### [EXERCISES TO COMPLETE]
**a.** In the playbook output below, which task is followed by a warning?
**b.** Using the playbook output below, say whether each statement agrees with it, answering yes or no and quoting the deciding words: (i) the playbook was run on a fresh image; (ii) the Disable Swap task reported a change; (iii) the Install apt-transport-https task reported a change.

### [QUOTED PASSAGE]
## start
Down here the output of the playbook cluster.yml (runned on a fresh image), were I moved TASK [common : Pass bridged IPv4 traffic to iptables' chains] after TASK [kubeadm : Run Docker Install Script]:

$ ansible-playbook cluster.yml 

PLAY [all] *********************************************************************

TASK [setup] *******************************************************************
ok: [testnode]

TASK [common : Enabling cgroup options at boot] ********************************
ok: [testnode]

TASK [common : apt-get update] *************************************************
ok: [testnode]

TASK [common : apt-get upgrade] ************************************************
ok: [testnode]

TASK [common : Reboot] *********************************************************
skipping: [testnode]

TASK [common : Wait for Reboot] ************************************************
skipping: [testnode]

TASK [kubeadm : Disable Swap] **************************************************
changed: [testnode]

TASK [kubeadm : Determine if docker is installed] ******************************
ok: [testnode]

TASK [kubeadm : Run Docker Install Script] *************************************
changed: [testnode]

TASK [kubeadm : Pass bridged IPv4 traffic to iptables' chains] *****************
changed: [testnode]

TASK [kubeadm : Install apt-transport-https] ***********************************
ok: [testnode]

TASK [kubeadm : Add Google Cloud Repo Key] *************************************
changed: [testnode]
 [WARNING]: Consider using get_url or uri module rather than running curl

TASK [kubeadm : Add Kubernetes to Available apt Sources] ***********************
changed: [testnode]

TASK [kubeadm : apt-get update] ************************************************
changed: [testnode]

TASK [kubeadm : Install k8s Y'all] *********************************************
changed: [testnode] => (item=[u'kubelet', u'kubeadm', u'kubectl'])
## end
### [STORED RECORDS]
## start
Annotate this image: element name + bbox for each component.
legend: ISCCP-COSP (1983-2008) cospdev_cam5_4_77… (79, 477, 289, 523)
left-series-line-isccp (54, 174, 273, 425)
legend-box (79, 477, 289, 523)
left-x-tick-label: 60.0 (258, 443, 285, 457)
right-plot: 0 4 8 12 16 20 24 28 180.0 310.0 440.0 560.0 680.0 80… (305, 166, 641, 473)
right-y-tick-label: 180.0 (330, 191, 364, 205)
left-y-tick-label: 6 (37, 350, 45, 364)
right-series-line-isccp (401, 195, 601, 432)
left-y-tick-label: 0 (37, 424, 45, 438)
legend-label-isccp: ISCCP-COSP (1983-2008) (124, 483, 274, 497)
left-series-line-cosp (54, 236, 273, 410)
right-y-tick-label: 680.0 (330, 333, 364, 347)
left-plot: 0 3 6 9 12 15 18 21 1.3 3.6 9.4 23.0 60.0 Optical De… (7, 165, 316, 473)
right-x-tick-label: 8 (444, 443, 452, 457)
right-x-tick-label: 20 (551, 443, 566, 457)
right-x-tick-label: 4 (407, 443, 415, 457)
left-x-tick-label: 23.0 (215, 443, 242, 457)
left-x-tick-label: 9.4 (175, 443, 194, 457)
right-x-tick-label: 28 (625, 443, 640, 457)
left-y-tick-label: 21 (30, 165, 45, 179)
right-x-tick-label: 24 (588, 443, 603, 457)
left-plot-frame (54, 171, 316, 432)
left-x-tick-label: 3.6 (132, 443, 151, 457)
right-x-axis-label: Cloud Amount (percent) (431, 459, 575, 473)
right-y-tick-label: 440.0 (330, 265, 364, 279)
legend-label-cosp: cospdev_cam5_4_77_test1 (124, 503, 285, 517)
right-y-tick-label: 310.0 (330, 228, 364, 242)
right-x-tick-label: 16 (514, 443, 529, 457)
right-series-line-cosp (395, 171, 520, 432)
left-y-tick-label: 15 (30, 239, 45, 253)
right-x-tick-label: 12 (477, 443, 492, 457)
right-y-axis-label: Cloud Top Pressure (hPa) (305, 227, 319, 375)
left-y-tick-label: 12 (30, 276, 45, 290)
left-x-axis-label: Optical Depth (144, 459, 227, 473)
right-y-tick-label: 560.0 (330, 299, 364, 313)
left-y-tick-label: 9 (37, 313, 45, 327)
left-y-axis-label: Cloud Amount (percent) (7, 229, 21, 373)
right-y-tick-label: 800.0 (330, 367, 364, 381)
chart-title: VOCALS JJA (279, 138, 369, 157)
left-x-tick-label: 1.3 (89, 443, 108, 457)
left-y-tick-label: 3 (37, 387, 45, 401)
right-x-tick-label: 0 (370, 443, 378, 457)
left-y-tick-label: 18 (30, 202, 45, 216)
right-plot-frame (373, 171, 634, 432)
## end
### [RESULTS FOR EACH TASK]
**a.** TASK [kubeadm : Add Google Cloud Repo Key]

**b.**
(i) Yes: "runned on a fresh image"
(ii) Yes: "TASK [kubeadm : Disable Swap]" is followed by "changed: [testnode]"
(iii) No: "TASK [kubeadm : Install apt-transport-https]" is followed by "ok: [testnode]"